● **PROBLEM STATEMENT**
Check each line of the material. Copy those containing "Bacilli".
· · · · · · ·
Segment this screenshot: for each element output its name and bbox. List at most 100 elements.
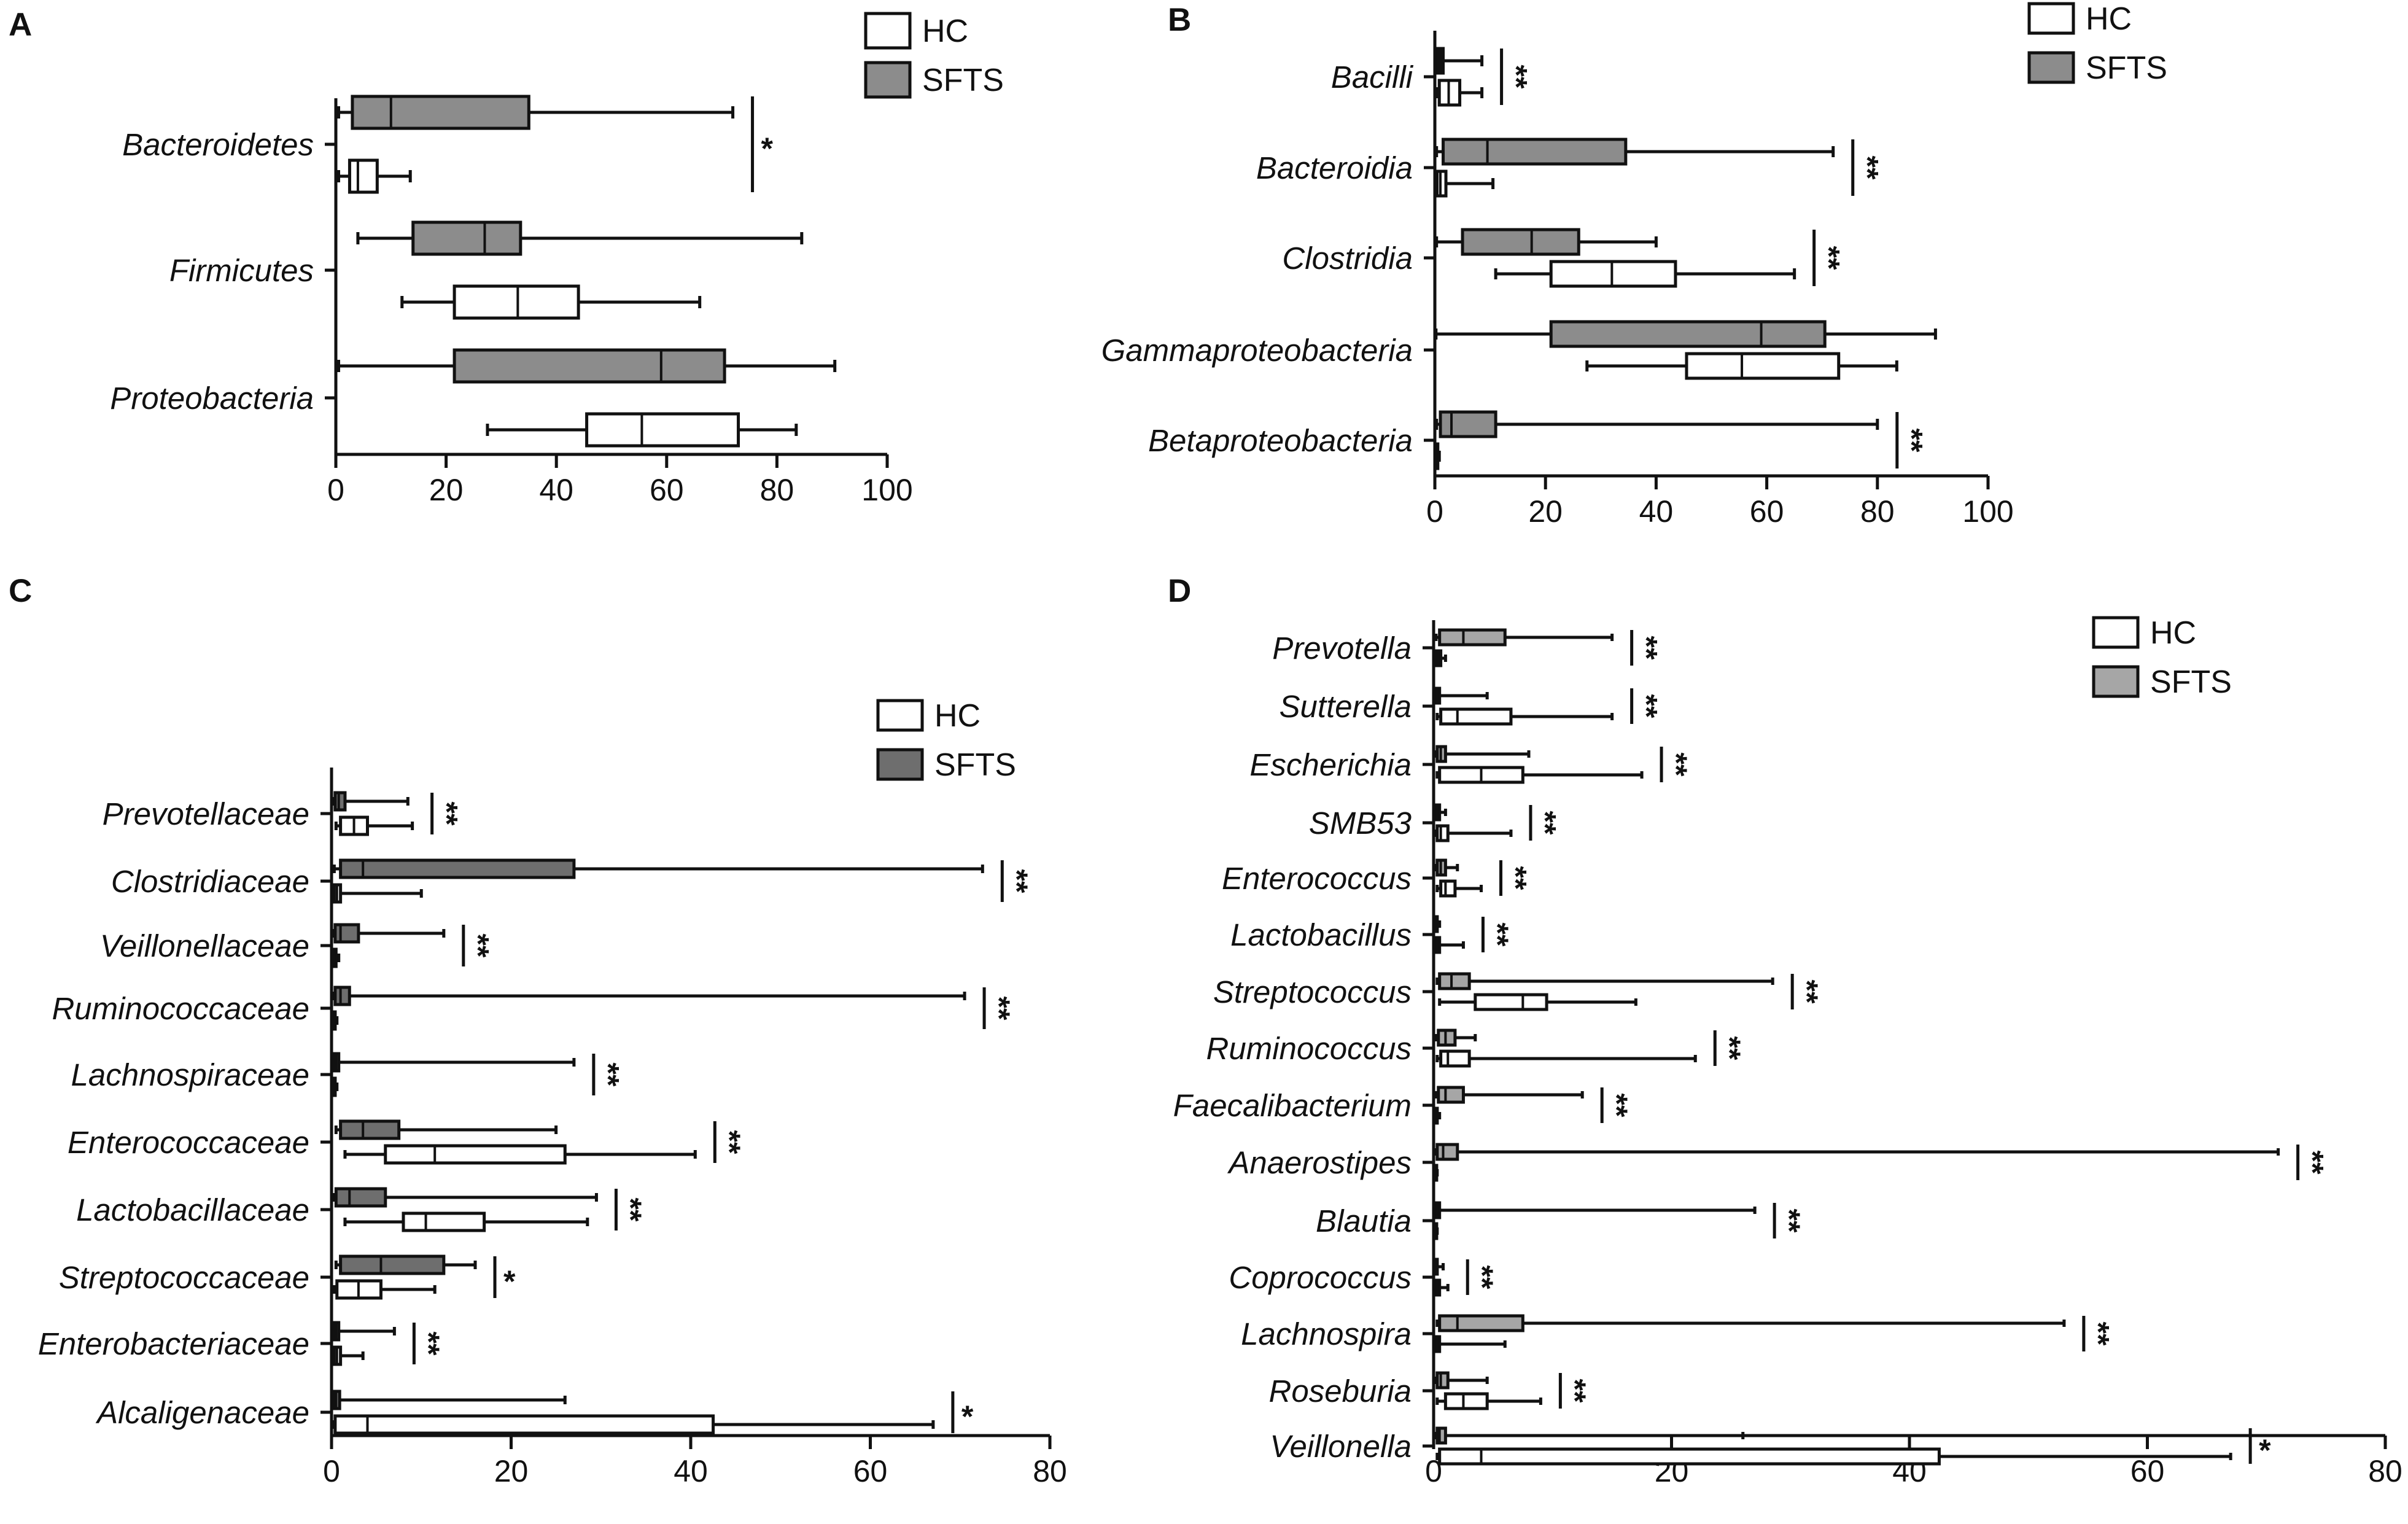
- sfts-box: [333, 986, 351, 1006]
- panel-label: A: [9, 7, 32, 43]
- x-tick-label: 100: [861, 473, 912, 507]
- significance-label: **: [1712, 1036, 1747, 1060]
- category-label: Lachnospira: [1241, 1316, 1412, 1351]
- panel-A: A 0 20 40 60 80 100 HC SFTS Bacteroidetes * Firmicu…: [9, 7, 1004, 507]
- x-tick-label: 40: [539, 473, 573, 507]
- category-label: Gammaproteobacteria: [1101, 333, 1413, 368]
- hc-box: [384, 1144, 567, 1165]
- significance-label: **: [591, 1063, 626, 1087]
- category-label: Enterococcaceae: [68, 1125, 309, 1160]
- significance-label: **: [429, 802, 464, 826]
- significance-label: **: [1629, 694, 1663, 718]
- significance-label: **: [1480, 923, 1515, 947]
- x-tick-label: 0: [1426, 494, 1443, 529]
- category-label: Lachnospiraceae: [71, 1057, 309, 1092]
- significance-label: **: [1498, 866, 1532, 890]
- x-tick-label: 60: [853, 1454, 888, 1488]
- category-label: Ruminococcus: [1206, 1031, 1412, 1066]
- category-label: Alcaligenaceae: [95, 1395, 309, 1430]
- panel-label: B: [1168, 2, 1191, 38]
- hc-box: [1549, 260, 1677, 288]
- category-label: Bacilli: [1331, 60, 1414, 95]
- legend-swatch-sfts: [876, 748, 924, 781]
- significance-label: **: [1811, 246, 1846, 270]
- significance-label: **: [1659, 753, 1693, 777]
- legend-swatch-hc: [2092, 616, 2140, 649]
- sfts-box: [1438, 972, 1471, 990]
- legend-label-hc: HC: [934, 698, 981, 734]
- sfts-box: [339, 1119, 401, 1140]
- category-label: Firmicutes: [169, 253, 314, 288]
- category-label: Proteobacteria: [110, 381, 314, 416]
- x-tick-label: 40: [1639, 494, 1674, 529]
- sfts-box: [1549, 320, 1827, 348]
- category-label: Streptococcaceae: [59, 1260, 309, 1295]
- x-tick-label: 20: [494, 1454, 529, 1488]
- category-label: Betaproteobacteria: [1148, 423, 1413, 458]
- significance-label: **: [1465, 1265, 1499, 1289]
- significance-label: **: [1528, 811, 1563, 835]
- category-label: SMB53: [1309, 806, 1412, 841]
- sfts-box: [339, 1254, 446, 1275]
- category-label: Prevotella: [1272, 631, 1412, 666]
- x-tick-label: 80: [2368, 1454, 2402, 1488]
- panel-B: B 0 20 40 60 80 100 HC SFTS Bacilli ** Bacteroidia *…: [1101, 1, 2167, 529]
- hc-box: [1439, 879, 1457, 898]
- hc-box: [585, 412, 740, 448]
- category-label: Veillonellaceae: [100, 928, 309, 963]
- category-label: Veillonella: [1270, 1429, 1412, 1464]
- sfts-box: [1438, 1314, 1524, 1332]
- hc-box: [1439, 707, 1513, 726]
- x-tick-label: 20: [429, 473, 464, 507]
- x-tick-label: 80: [1860, 494, 1895, 529]
- sfts-box: [1461, 228, 1580, 256]
- x-tick-label: 60: [1750, 494, 1784, 529]
- significance-label: **: [1499, 65, 1533, 89]
- significance-label: **: [461, 934, 495, 958]
- significance-label: **: [2081, 1322, 2116, 1346]
- panel-label: C: [9, 573, 32, 609]
- hc-box: [333, 1414, 715, 1435]
- sfts-box: [1442, 138, 1628, 166]
- legend-swatch-sfts: [2092, 665, 2140, 698]
- significance-label: *: [961, 1399, 974, 1434]
- significance-label: **: [1558, 1379, 1592, 1403]
- legend-label-hc: HC: [2086, 1, 2132, 37]
- significance-label: **: [1790, 980, 1824, 1004]
- category-label: Anaerostipes: [1227, 1145, 1412, 1180]
- significance-label: **: [1772, 1209, 1806, 1233]
- category-label: Lactobacillus: [1230, 917, 1412, 952]
- x-tick-label: 60: [650, 473, 684, 507]
- significance-label: **: [613, 1198, 648, 1222]
- significance-label: **: [712, 1130, 747, 1154]
- category-label: Streptococcus: [1213, 974, 1412, 1009]
- x-tick-label: 60: [2130, 1454, 2165, 1488]
- legend-swatch-sfts: [864, 61, 912, 99]
- category-label: Ruminococcaceae: [52, 991, 309, 1026]
- significance-label: *: [761, 131, 774, 166]
- category-label: Enterobacteriaceae: [38, 1326, 309, 1361]
- legend-swatch-hc: [876, 699, 924, 732]
- significance-label: **: [1000, 869, 1034, 893]
- sfts-box: [1437, 1086, 1465, 1104]
- legend-swatch-hc: [2027, 2, 2075, 35]
- significance-label: *: [2259, 1433, 2271, 1468]
- significance-label: **: [411, 1332, 446, 1356]
- hc-box: [1474, 993, 1548, 1011]
- legend-label-sfts: SFTS: [922, 63, 1004, 98]
- legend-label-hc: HC: [2150, 615, 2196, 651]
- category-label: Blautia: [1316, 1203, 1412, 1238]
- category-label: Sutterella: [1280, 689, 1412, 724]
- hc-box: [1685, 352, 1841, 380]
- x-tick-label: 80: [1033, 1454, 1067, 1488]
- category-label: Clostridiaceae: [111, 864, 309, 899]
- x-tick-label: 0: [323, 1454, 340, 1488]
- category-label: Bacteroidia: [1256, 150, 1413, 185]
- sfts-box: [1435, 1371, 1450, 1390]
- sfts-box: [333, 791, 347, 812]
- significance-label: **: [982, 997, 1016, 1021]
- hc-box: [452, 284, 580, 320]
- legend-swatch-hc: [864, 12, 912, 50]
· · · · · · ·
● **SOLVED PROBLEM**
- category-label: Bacilli: [1331, 60, 1414, 95]
- panel-B: B 0 20 40 60 80 100 HC SFTS Bacilli ** Bacteroidia *…: [1101, 1, 2167, 529]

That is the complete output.